**YOUR GOAL**
Which lines hold the string "this"? Copy every one of them.

**DATASET**

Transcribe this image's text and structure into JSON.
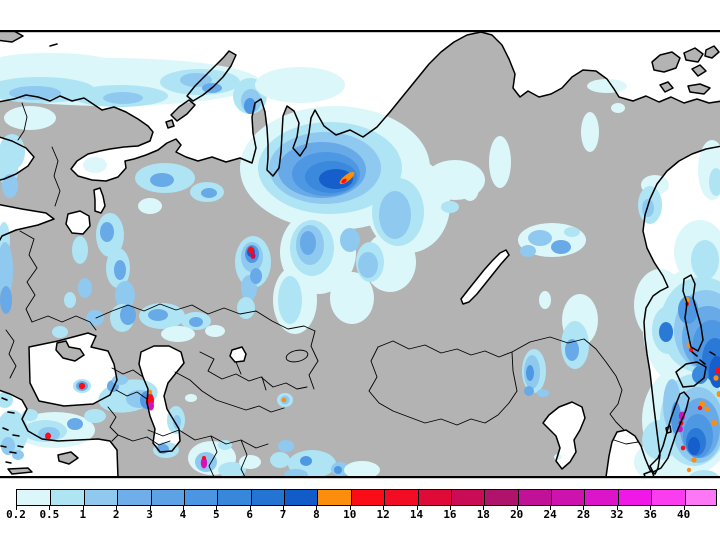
{
  "window": {
    "background": "#FFFFFF"
  },
  "map": {
    "frame_color": "#000000",
    "sea_color": "#FFFFFF",
    "land_color": "#B3B3B3",
    "coastline_color": "#000000",
    "border_color": "#000000",
    "precip_colors": {
      "p02": "#DCF7F9",
      "p05": "#AEE4F4",
      "p1": "#8FC9F0",
      "p2": "#68AAE8",
      "p3": "#4E97E2",
      "p4": "#3B89DC",
      "p5": "#2A79D6",
      "p6": "#155ECB",
      "p8": "#FD8D0C",
      "p10": "#FA0D18",
      "p14": "#D80A4E",
      "p20": "#D511B8"
    }
  },
  "legend": {
    "tick_labels": [
      "0.2",
      "0.5",
      "1",
      "2",
      "3",
      "4",
      "5",
      "6",
      "7",
      "8",
      "10",
      "12",
      "14",
      "16",
      "18",
      "20",
      "24",
      "28",
      "32",
      "36",
      "40"
    ],
    "segment_colors": [
      "#DCF7F9",
      "#AEE4F4",
      "#8FC9F0",
      "#6FAEE9",
      "#5CA2E5",
      "#4B96E2",
      "#3787DB",
      "#2474D4",
      "#115CC9",
      "#FD8D0C",
      "#FB0D17",
      "#F20D24",
      "#E00A38",
      "#C90C55",
      "#B0136B",
      "#C11197",
      "#CE12AE",
      "#DD15CA",
      "#EF18E6",
      "#FB3DF0",
      "#FD78F5"
    ],
    "outline_color": "#000000",
    "label_color": "#000000"
  },
  "chart_data": {
    "type": "heatmap",
    "title": "",
    "legend_values": [
      0.2,
      0.5,
      1,
      2,
      3,
      4,
      5,
      6,
      7,
      8,
      10,
      12,
      14,
      16,
      18,
      20,
      24,
      28,
      32,
      36,
      40
    ],
    "legend_position": "bottom",
    "grid": false
  }
}
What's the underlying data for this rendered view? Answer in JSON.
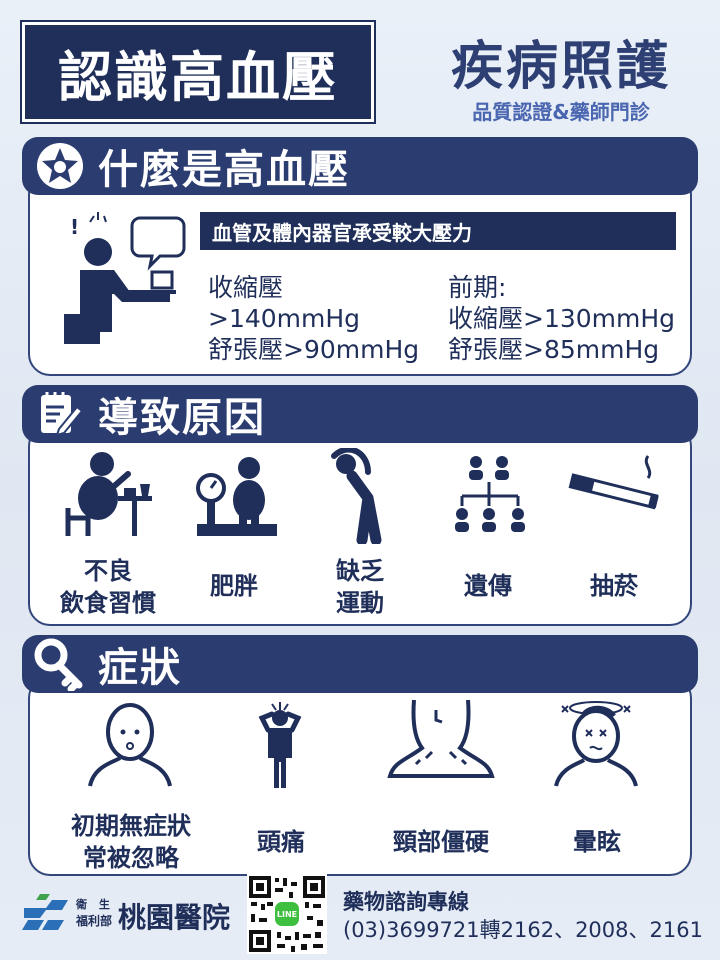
{
  "header": {
    "title": "認識高血壓",
    "category": "疾病照護",
    "subtitle": "品質認證&藥師門診"
  },
  "sections": {
    "what": {
      "heading": "什麼是高血壓",
      "icon": "star-icon",
      "banner": "血管及體內器官承受較大壓力",
      "hypertension": [
        "收縮壓",
        ">140mmHg",
        "舒張壓>90mmHg"
      ],
      "prehypertension": [
        "前期:",
        "收縮壓>130mmHg",
        "舒張壓>85mmHg"
      ]
    },
    "causes": {
      "heading": "導致原因",
      "icon": "notepad-pencil-icon",
      "items": [
        {
          "label": [
            "不良",
            "飲食習慣"
          ],
          "icon": "person-eating-icon"
        },
        {
          "label": [
            "肥胖"
          ],
          "icon": "weight-scale-icon"
        },
        {
          "label": [
            "缺乏",
            "運動"
          ],
          "icon": "person-stretching-icon"
        },
        {
          "label": [
            "遺傳"
          ],
          "icon": "family-tree-icon"
        },
        {
          "label": [
            "抽菸"
          ],
          "icon": "cigarette-icon"
        }
      ]
    },
    "symptoms": {
      "heading": "症狀",
      "icon": "key-icon",
      "items": [
        {
          "label": [
            "初期無症狀",
            "常被忽略"
          ],
          "icon": "person-calm-icon"
        },
        {
          "label": [
            "頭痛"
          ],
          "icon": "person-headache-icon"
        },
        {
          "label": [
            "頸部僵硬"
          ],
          "icon": "stiff-neck-icon"
        },
        {
          "label": [
            "暈眩"
          ],
          "icon": "dizzy-face-icon"
        }
      ]
    }
  },
  "footer": {
    "logo_small_top": "衛 生",
    "logo_small_bottom": "福利部",
    "hospital": "桃園醫院",
    "consult_title": "藥物諮詢專線",
    "consult_phone": "(03)3699721轉2162、2008、2161",
    "qr_badge": "LINE"
  },
  "colors": {
    "navy": "#1f2f5a",
    "header_bar": "#2b3d70",
    "accent_blue": "#4b66b0",
    "logo_blue": "#2a6fb8"
  }
}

**EXERCISE ANSWER**
Transcribe this image's text and structure into JSON.
What's the underlying data for this rendered view? Answer in JSON.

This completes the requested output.